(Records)
+ + + +

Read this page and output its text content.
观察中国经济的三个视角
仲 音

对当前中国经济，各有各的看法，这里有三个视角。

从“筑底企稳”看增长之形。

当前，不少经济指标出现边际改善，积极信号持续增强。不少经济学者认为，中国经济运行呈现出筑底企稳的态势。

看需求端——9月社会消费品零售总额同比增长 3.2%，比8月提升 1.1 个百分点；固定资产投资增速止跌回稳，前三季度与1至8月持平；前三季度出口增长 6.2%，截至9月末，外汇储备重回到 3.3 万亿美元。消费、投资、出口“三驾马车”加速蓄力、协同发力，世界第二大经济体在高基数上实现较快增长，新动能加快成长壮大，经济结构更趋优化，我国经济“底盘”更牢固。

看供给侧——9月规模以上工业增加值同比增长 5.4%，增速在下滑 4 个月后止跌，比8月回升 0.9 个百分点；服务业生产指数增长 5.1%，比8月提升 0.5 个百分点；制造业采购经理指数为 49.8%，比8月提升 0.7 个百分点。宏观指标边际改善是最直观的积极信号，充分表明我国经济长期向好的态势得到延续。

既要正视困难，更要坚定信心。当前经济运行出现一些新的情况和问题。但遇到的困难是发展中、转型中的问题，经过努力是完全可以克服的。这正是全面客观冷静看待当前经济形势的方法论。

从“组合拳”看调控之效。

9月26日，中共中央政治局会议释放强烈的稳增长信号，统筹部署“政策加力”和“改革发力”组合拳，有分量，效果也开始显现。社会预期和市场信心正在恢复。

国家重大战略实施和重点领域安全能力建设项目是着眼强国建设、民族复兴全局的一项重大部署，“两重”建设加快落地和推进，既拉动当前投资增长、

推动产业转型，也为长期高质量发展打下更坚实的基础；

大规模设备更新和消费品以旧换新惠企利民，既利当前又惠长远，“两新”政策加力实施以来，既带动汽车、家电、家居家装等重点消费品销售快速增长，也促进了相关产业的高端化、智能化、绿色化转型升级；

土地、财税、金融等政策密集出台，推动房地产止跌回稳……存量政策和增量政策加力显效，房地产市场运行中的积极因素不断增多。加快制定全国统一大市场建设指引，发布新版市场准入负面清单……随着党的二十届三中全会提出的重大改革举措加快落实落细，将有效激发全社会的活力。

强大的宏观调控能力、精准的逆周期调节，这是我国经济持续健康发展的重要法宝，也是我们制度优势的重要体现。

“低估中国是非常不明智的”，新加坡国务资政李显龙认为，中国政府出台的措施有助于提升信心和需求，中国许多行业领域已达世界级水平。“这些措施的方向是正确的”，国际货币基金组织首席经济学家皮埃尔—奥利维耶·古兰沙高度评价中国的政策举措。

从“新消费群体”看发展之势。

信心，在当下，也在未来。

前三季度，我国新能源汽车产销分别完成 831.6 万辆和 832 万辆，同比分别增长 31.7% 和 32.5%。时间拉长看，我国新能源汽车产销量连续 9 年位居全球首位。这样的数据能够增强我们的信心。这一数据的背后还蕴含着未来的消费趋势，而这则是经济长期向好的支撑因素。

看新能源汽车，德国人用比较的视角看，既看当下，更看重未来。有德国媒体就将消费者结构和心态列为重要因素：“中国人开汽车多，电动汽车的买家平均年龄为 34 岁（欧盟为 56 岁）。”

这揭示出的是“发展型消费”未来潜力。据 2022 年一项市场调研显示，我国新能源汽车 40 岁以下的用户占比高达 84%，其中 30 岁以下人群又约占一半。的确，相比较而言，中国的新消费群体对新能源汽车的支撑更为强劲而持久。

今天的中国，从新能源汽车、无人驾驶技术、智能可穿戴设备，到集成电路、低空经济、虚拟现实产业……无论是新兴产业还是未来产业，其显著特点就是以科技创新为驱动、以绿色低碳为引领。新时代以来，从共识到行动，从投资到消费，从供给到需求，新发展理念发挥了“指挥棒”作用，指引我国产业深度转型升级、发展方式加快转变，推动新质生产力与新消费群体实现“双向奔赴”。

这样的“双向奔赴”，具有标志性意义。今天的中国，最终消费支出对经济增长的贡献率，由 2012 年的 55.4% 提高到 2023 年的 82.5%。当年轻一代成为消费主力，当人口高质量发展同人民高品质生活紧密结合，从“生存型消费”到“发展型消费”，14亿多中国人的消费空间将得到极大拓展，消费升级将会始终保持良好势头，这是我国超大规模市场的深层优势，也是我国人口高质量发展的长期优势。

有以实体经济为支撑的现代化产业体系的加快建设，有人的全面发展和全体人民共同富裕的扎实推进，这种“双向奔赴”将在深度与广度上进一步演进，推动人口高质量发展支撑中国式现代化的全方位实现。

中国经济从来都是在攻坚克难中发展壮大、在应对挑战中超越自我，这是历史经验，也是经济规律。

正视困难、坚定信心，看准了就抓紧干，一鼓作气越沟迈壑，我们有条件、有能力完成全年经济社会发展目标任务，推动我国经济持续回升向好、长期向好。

+ + + +

Faithfully reproduce all of the records, character for character.

Read this page and output its text content.
观察中国经济的三个视角
仲 音

对当前中国经济，各有各的看法，这里有三个视角。

从“筑底企稳”看增长之形。

当前，不少经济指标出现边际改善，积极信号持续增强。不少经济学者认为，中国经济运行呈现出筑底企稳的态势。

看需求端——9月社会消费品零售总额同比增长 3.2%，比8月提升 1.1 个百分点；固定资产投资增速止跌回稳，前三季度与1至8月持平；前三季度出口增长 6.2%，截至9月末，外汇储备重回到 3.3 万亿美元。消费、投资、出口“三驾马车”加速蓄力、协同发力，世界第二大经济体在高基数上实现较快增长，新动能加快成长壮大，经济结构更趋优化，我国经济“底盘”更牢固。

看供给侧——9月规模以上工业增加值同比增长 5.4%，增速在下滑 4 个月后止跌，比8月回升 0.9 个百分点；服务业生产指数增长 5.1%，比8月提升 0.5 个百分点；制造业采购经理指数为 49.8%，比8月提升 0.7 个百分点。宏观指标边际改善是最直观的积极信号，充分表明我国经济长期向好的态势得到延续。

既要正视困难，更要坚定信心。当前经济运行出现一些新的情况和问题。但遇到的困难是发展中、转型中的问题，经过努力是完全可以克服的。这正是全面客观冷静看待当前经济形势的方法论。

从“组合拳”看调控之效。

9月26日，中共中央政治局会议释放强烈的稳增长信号，统筹部署“政策加力”和“改革发力”组合拳，有分量，效果也开始显现。社会预期和市场信心正在恢复。

国家重大战略实施和重点领域安全能力建设项目是着眼强国建设、民族复兴全局的一项重大部署，“两重”建设加快落地和推进，既拉动当前投资增长、

推动产业转型，也为长期高质量发展打下更坚实的基础；

大规模设备更新和消费品以旧换新惠企利民，既利当前又惠长远，“两新”政策加力实施以来，既带动汽车、家电、家居家装等重点消费品销售快速增长，也促进了相关产业的高端化、智能化、绿色化转型升级；

土地、财税、金融等政策密集出台，推动房地产止跌回稳……存量政策和增量政策加力显效，房地产市场运行中的积极因素不断增多。加快制定全国统一大市场建设指引，发布新版市场准入负面清单……随着党的二十届三中全会提出的重大改革举措加快落实落细，将有效激发全社会的活力。

强大的宏观调控能力、精准的逆周期调节，这是我国经济持续健康发展的重要法宝，也是我们制度优势的重要体现。

“低估中国是非常不明智的”，新加坡国务资政李显龙认为，中国政府出台的措施有助于提升信心和需求，中国许多行业领域已达世界级水平。“这些措施的方向是正确的”，国际货币基金组织首席经济学家皮埃尔—奥利维耶·古兰沙高度评价中国的政策举措。

从“新消费群体”看发展之势。

信心，在当下，也在未来。

前三季度，我国新能源汽车产销分别完成 831.6 万辆和 832 万辆，同比分别增长 31.7% 和 32.5%。时间拉长看，我国新能源汽车产销量连续 9 年位居全球首位。这样的数据能够增强我们的信心。这一数据的背后还蕴含着未来的消费趋势，而这则是经济长期向好的支撑因素。

看新能源汽车，德国人用比较的视角看，既看当下，更看重未来。有德国媒体就将消费者结构和心态列为重要因素：“中国人开汽车多，电动汽车的买家平均年龄为 34 岁（欧盟为 56 岁）。”

这揭示出的是“发展型消费”未来潜力。据 2022 年一项市场调研显示，我国新能源汽车 40 岁以下的用户占比高达 84%，其中 30 岁以下人群又约占一半。的确，相比较而言，中国的新消费群体对新能源汽车的支撑更为强劲而持久。

今天的中国，从新能源汽车、无人驾驶技术、智能可穿戴设备，到集成电路、低空经济、虚拟现实产业……无论是新兴产业还是未来产业，其显著特点就是以科技创新为驱动、以绿色低碳为引领。新时代以来，从共识到行动，从投资到消费，从供给到需求，新发展理念发挥了“指挥棒”作用，指引我国产业深度转型升级、发展方式加快转变，推动新质生产力与新消费群体实现“双向奔赴”。

这样的“双向奔赴”，具有标志性意义。今天的中国，最终消费支出对经济增长的贡献率，由 2012 年的 55.4% 提高到 2023 年的 82.5%。当年轻一代成为消费主力，当人口高质量发展同人民高品质生活紧密结合，从“生存型消费”到“发展型消费”，14亿多中国人的消费空间将得到极大拓展，消费升级将会始终保持良好势头，这是我国超大规模市场的深层优势，也是我国人口高质量发展的长期优势。

有以实体经济为支撑的现代化产业体系的加快建设，有人的全面发展和全体人民共同富裕的扎实推进，这种“双向奔赴”将在深度与广度上进一步演进，推动人口高质量发展支撑中国式现代化的全方位实现。

中国经济从来都是在攻坚克难中发展壮大、在应对挑战中超越自我，这是历史经验，也是经济规律。

正视困难、坚定信心，看准了就抓紧干，一鼓作气越沟迈壑，我们有条件、有能力完成全年经济社会发展目标任务，推动我国经济持续回升向好、长期向好。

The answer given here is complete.